Dataset records:
_ _ _

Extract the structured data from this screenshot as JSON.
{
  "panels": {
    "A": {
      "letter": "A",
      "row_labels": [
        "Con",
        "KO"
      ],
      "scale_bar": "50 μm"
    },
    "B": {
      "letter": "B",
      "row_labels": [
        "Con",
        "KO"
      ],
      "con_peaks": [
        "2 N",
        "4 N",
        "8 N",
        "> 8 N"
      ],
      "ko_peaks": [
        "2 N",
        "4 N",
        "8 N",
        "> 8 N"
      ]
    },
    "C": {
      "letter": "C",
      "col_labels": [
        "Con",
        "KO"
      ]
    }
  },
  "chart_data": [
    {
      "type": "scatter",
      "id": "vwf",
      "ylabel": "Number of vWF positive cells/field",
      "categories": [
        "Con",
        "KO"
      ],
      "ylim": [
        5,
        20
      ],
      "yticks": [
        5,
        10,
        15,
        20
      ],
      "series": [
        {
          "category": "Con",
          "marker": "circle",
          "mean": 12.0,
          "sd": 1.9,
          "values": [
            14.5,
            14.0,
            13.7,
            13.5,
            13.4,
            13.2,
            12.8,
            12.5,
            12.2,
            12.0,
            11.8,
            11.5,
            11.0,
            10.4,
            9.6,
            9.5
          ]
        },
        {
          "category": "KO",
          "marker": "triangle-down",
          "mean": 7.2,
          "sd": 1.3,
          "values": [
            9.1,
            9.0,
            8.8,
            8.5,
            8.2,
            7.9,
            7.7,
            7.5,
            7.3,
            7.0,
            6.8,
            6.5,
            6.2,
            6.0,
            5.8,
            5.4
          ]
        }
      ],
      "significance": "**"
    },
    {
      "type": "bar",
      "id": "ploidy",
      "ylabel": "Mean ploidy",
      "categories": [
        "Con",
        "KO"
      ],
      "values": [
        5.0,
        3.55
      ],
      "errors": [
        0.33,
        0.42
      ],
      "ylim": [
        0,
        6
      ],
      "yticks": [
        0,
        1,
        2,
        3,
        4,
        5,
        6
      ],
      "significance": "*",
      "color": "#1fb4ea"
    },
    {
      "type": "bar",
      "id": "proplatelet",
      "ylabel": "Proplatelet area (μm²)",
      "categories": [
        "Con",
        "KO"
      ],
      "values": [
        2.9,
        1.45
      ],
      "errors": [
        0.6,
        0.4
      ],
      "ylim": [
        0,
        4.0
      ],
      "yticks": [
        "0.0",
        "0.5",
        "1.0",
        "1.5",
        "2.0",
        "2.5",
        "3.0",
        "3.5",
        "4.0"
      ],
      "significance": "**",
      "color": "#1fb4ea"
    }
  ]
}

_ _ _

— Prompt —
Wherever a line in the data above holds the word "ylabel", copy that line.

— Task result —
      "ylabel": "Number of vWF positive cells/field",
      "ylabel": "Mean ploidy",
      "ylabel": "Proplatelet area (μm²)",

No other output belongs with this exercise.